-- BEGIN PROVIDED DATA --
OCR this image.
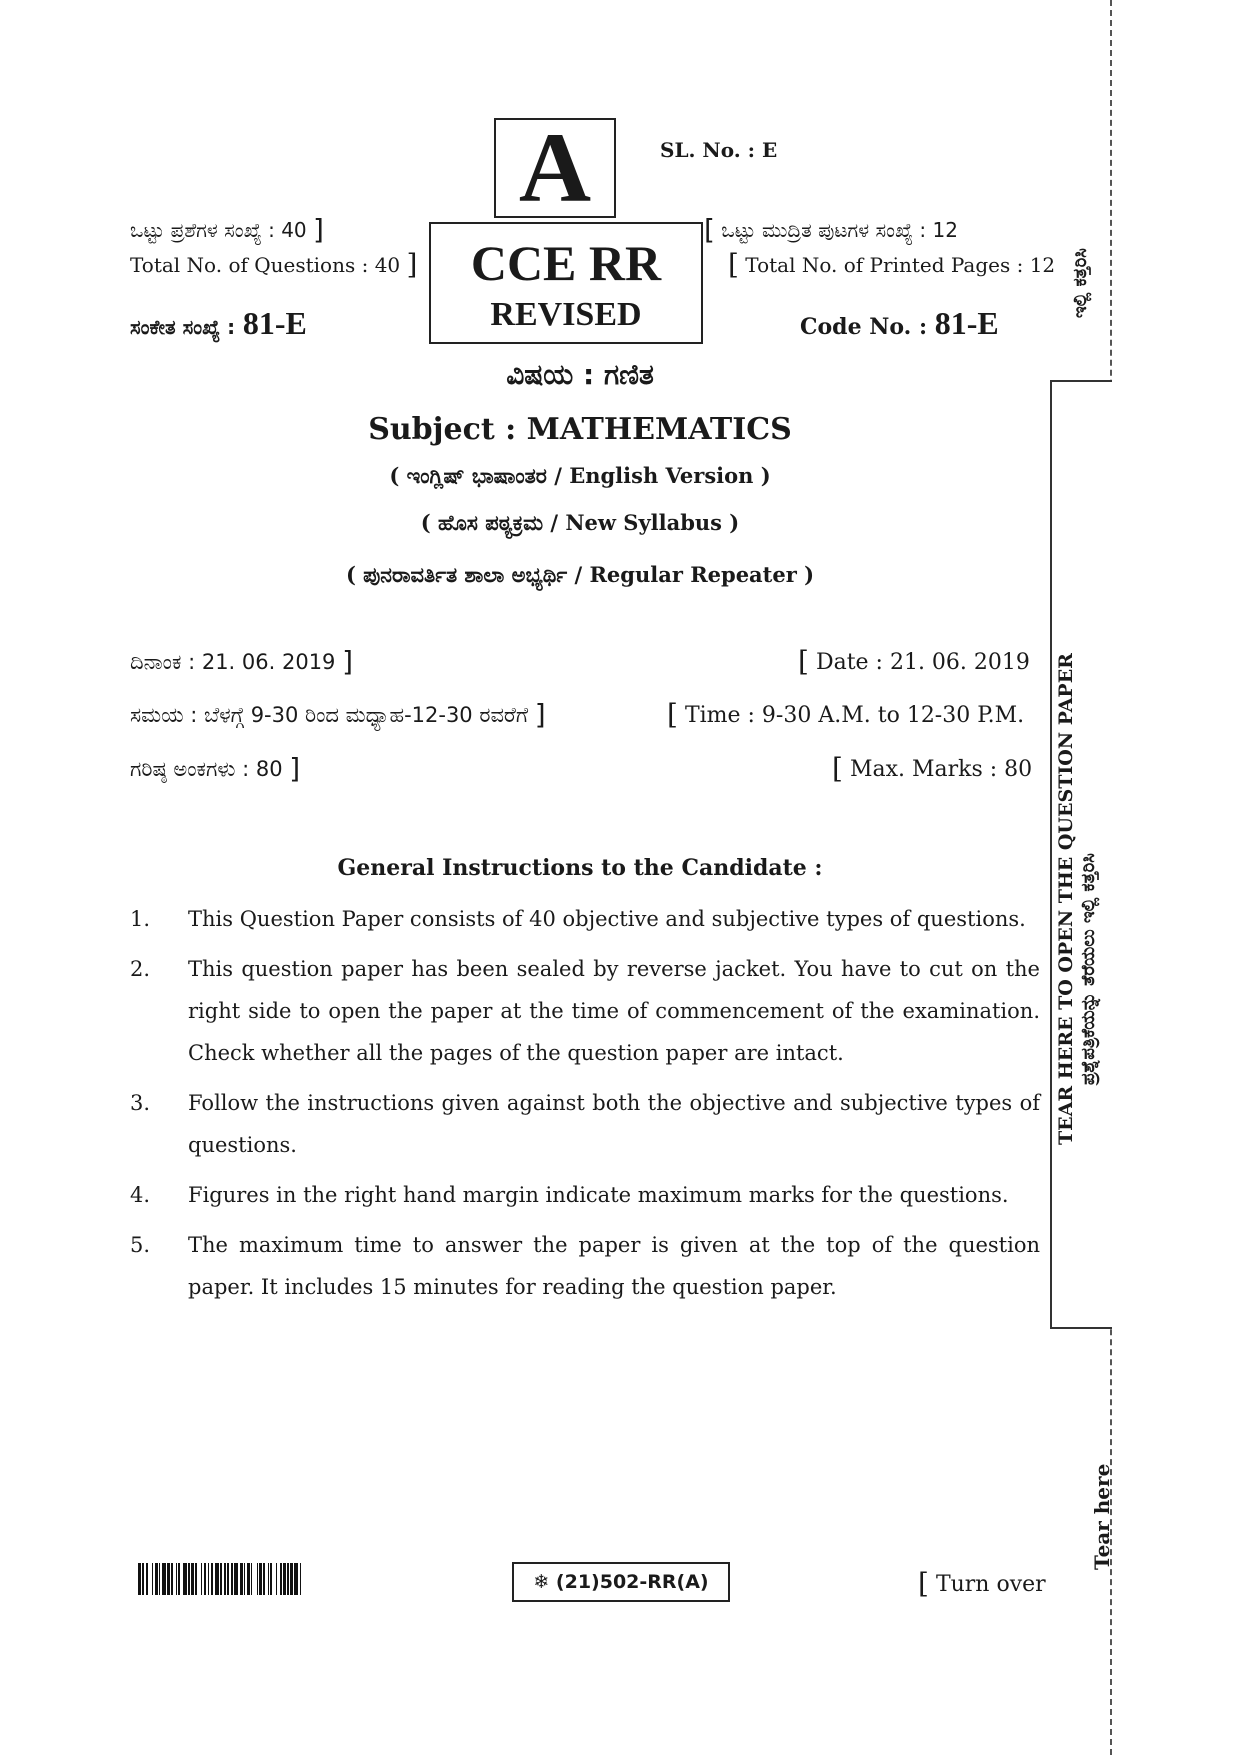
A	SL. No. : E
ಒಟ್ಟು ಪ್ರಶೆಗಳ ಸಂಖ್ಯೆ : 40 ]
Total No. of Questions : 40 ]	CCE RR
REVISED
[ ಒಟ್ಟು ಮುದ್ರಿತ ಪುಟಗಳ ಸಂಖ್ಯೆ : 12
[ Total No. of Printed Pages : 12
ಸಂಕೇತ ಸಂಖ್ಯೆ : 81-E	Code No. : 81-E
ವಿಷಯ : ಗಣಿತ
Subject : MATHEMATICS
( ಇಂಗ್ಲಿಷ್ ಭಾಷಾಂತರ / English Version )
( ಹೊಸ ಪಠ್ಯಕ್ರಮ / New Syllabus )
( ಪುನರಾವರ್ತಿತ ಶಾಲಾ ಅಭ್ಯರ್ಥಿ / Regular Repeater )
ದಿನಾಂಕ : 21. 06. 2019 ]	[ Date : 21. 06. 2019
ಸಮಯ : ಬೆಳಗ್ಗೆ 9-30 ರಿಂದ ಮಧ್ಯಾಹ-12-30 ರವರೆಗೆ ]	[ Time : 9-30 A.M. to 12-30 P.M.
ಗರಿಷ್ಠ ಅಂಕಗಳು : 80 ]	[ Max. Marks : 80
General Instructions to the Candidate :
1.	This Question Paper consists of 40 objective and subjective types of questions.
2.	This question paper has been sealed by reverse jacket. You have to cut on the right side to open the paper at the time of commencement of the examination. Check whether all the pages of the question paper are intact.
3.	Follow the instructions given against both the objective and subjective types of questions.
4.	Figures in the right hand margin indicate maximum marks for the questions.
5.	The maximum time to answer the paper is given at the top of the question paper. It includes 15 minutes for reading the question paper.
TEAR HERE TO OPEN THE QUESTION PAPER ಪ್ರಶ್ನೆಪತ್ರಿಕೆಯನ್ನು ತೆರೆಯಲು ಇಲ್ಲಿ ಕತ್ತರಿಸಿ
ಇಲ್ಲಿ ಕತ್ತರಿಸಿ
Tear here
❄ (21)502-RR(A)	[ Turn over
-- END PROVIDED DATA --
• [SET EXERCISE]:
Repeat everything in the records precisely. Images are excluded from the copy.

• [CORRECT OUTPUT]:
OCR this image.
A	SL. No. : E
ಒಟ್ಟು ಪ್ರಶೆಗಳ ಸಂಖ್ಯೆ : 40 ]
Total No. of Questions : 40 ]	CCE RR
REVISED
[ ಒಟ್ಟು ಮುದ್ರಿತ ಪುಟಗಳ ಸಂಖ್ಯೆ : 12
[ Total No. of Printed Pages : 12
ಸಂಕೇತ ಸಂಖ್ಯೆ : 81-E	Code No. : 81-E
ವಿಷಯ : ಗಣಿತ
Subject : MATHEMATICS
( ಇಂಗ್ಲಿಷ್ ಭಾಷಾಂತರ / English Version )
( ಹೊಸ ಪಠ್ಯಕ್ರಮ / New Syllabus )
( ಪುನರಾವರ್ತಿತ ಶಾಲಾ ಅಭ್ಯರ್ಥಿ / Regular Repeater )
ದಿನಾಂಕ : 21. 06. 2019 ]	[ Date : 21. 06. 2019
ಸಮಯ : ಬೆಳಗ್ಗೆ 9-30 ರಿಂದ ಮಧ್ಯಾಹ-12-30 ರವರೆಗೆ ]	[ Time : 9-30 A.M. to 12-30 P.M.
ಗರಿಷ್ಠ ಅಂಕಗಳು : 80 ]	[ Max. Marks : 80
General Instructions to the Candidate :
1.	This Question Paper consists of 40 objective and subjective types of questions.
2.	This question paper has been sealed by reverse jacket. You have to cut on the right side to open the paper at the time of commencement of the examination. Check whether all the pages of the question paper are intact.
3.	Follow the instructions given against both the objective and subjective types of questions.
4.	Figures in the right hand margin indicate maximum marks for the questions.
5.	The maximum time to answer the paper is given at the top of the question paper. It includes 15 minutes for reading the question paper.
TEAR HERE TO OPEN THE QUESTION PAPER ಪ್ರಶ್ನೆಪತ್ರಿಕೆಯನ್ನು ತೆರೆಯಲು ಇಲ್ಲಿ ಕತ್ತರಿಸಿ
ಇಲ್ಲಿ ಕತ್ತರಿಸಿ
Tear here
❄ (21)502-RR(A)	[ Turn over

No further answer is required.